Set exercise | Please return every line below that contains the string "progress", each copied in full.
==== Supplied data
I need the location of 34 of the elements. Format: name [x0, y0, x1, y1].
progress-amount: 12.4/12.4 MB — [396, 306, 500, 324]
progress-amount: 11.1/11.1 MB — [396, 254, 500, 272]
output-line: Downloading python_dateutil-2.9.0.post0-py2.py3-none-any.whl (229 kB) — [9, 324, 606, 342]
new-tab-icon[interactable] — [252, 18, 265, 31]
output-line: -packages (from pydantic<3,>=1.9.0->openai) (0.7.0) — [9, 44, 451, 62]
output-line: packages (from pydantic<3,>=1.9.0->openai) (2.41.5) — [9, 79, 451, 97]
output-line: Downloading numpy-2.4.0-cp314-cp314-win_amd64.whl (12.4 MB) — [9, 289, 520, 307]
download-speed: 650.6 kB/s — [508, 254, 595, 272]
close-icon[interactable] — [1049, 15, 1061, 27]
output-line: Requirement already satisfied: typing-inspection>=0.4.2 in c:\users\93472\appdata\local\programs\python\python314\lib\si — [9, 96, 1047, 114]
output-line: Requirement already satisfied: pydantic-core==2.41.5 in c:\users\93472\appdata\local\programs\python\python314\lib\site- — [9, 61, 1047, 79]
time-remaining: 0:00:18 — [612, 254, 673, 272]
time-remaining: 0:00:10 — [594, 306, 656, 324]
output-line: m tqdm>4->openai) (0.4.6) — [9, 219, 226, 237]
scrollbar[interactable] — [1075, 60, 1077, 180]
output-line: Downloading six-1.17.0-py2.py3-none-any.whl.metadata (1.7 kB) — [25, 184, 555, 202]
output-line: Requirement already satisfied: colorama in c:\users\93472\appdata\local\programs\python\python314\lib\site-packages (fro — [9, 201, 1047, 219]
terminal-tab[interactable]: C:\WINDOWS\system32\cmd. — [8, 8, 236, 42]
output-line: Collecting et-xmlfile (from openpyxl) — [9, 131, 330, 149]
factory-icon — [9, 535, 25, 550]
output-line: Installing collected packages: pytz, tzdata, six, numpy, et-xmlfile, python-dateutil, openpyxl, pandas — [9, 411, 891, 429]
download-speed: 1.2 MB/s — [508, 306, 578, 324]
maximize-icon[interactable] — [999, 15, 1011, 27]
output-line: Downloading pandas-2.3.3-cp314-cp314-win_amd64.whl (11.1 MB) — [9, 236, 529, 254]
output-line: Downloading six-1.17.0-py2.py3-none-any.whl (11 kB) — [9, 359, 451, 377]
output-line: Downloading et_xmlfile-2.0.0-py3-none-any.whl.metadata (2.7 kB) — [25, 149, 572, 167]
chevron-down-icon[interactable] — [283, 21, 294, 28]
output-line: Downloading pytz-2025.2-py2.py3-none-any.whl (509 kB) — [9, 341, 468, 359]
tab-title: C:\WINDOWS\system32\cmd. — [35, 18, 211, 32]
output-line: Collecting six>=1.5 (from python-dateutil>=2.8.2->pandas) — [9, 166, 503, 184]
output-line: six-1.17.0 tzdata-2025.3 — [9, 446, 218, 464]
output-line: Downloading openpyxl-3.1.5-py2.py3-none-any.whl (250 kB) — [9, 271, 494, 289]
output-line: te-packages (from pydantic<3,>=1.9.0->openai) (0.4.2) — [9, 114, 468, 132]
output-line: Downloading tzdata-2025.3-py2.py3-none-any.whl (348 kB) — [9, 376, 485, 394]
========
Problem solution |
progress-amount: 12.4/12.4 MB — [396, 306, 500, 324]
progress-amount: 11.1/11.1 MB — [396, 254, 500, 272]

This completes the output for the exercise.